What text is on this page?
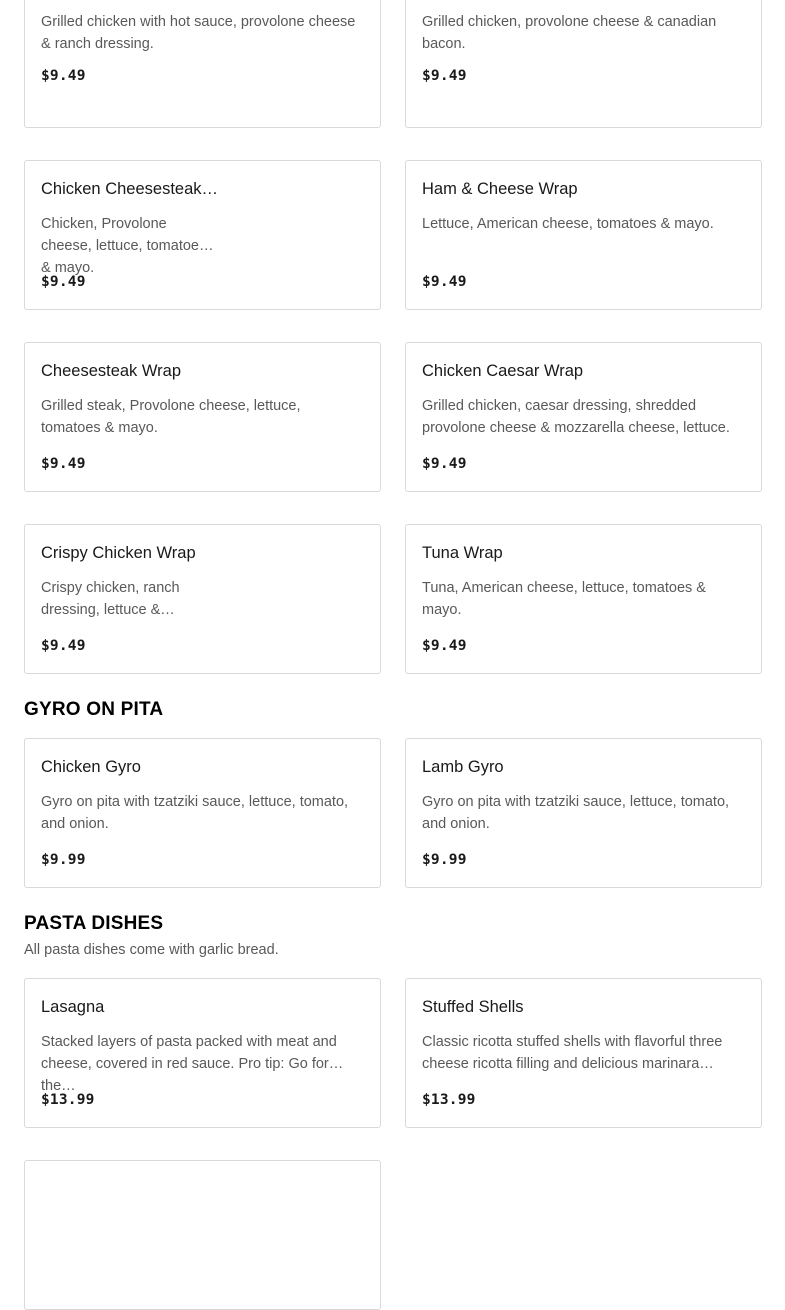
Grilled chicken with hot sauce, provolone cheese & ranch dressing.
$9.49
Grilled chicken, provolone cheese & canadian bacon.
$9.49
Chicken Cheesesteak…
Chicken, Provolone cheese, lettuce, tomatoes & mayo.
$9.49
Ham & Cheese Wrap
Lettuce, American cheese, tomatoes & mayo.
$9.49
Cheesesteak Wrap
Grilled steak, Provolone cheese, lettuce, tomatoes & mayo.
$9.49
Chicken Caesar Wrap
Grilled chicken, caesar dressing, shredded provolone cheese & mozzarella cheese, lettuce.
$9.49
Crispy Chicken Wrap
Crispy chicken, ranch dressing, lettuce &…
$9.49
Tuna Wrap
Tuna, American cheese, lettuce, tomatoes & mayo.
$9.49
GYRO ON PITA
Chicken Gyro
Gyro on pita with tzatziki sauce, lettuce, tomato, and onion.
$9.99
Lamb Gyro
Gyro on pita with tzatziki sauce, lettuce, tomato, and onion.
$9.99
PASTA DISHES
All pasta dishes come with garlic bread.
Lasagna
Stacked layers of pasta packed with meat and cheese, covered in red sauce. Pro tip: Go for the…
$13.99
Stuffed Shells
Classic ricotta stuffed shells with flavorful three cheese ricotta filling and delicious marinara…
$13.99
--
=== WHAT YOU WILL DO ===
Write out the records above exactly as they stand, leaving out every picture.

=== THE COMPLETED TASK ===
What text is on this page?
Grilled chicken with hot sauce, provolone cheese & ranch dressing.
$9.49
Grilled chicken, provolone cheese & canadian bacon.
$9.49
Chicken Cheesesteak…
Chicken, Provolone cheese, lettuce, tomatoes & mayo.
$9.49
Ham & Cheese Wrap
Lettuce, American cheese, tomatoes & mayo.
$9.49
Cheesesteak Wrap
Grilled steak, Provolone cheese, lettuce, tomatoes & mayo.
$9.49
Chicken Caesar Wrap
Grilled chicken, caesar dressing, shredded provolone cheese & mozzarella cheese, lettuce.
$9.49
Crispy Chicken Wrap
Crispy chicken, ranch dressing, lettuce &…
$9.49
Tuna Wrap
Tuna, American cheese, lettuce, tomatoes & mayo.
$9.49
GYRO ON PITA
Chicken Gyro
Gyro on pita with tzatziki sauce, lettuce, tomato, and onion.
$9.99
Lamb Gyro
Gyro on pita with tzatziki sauce, lettuce, tomato, and onion.
$9.99
PASTA DISHES
All pasta dishes come with garlic bread.
Lasagna
Stacked layers of pasta packed with meat and cheese, covered in red sauce. Pro tip: Go for the…
$13.99
Stuffed Shells
Classic ricotta stuffed shells with flavorful three cheese ricotta filling and delicious marinara…
$13.99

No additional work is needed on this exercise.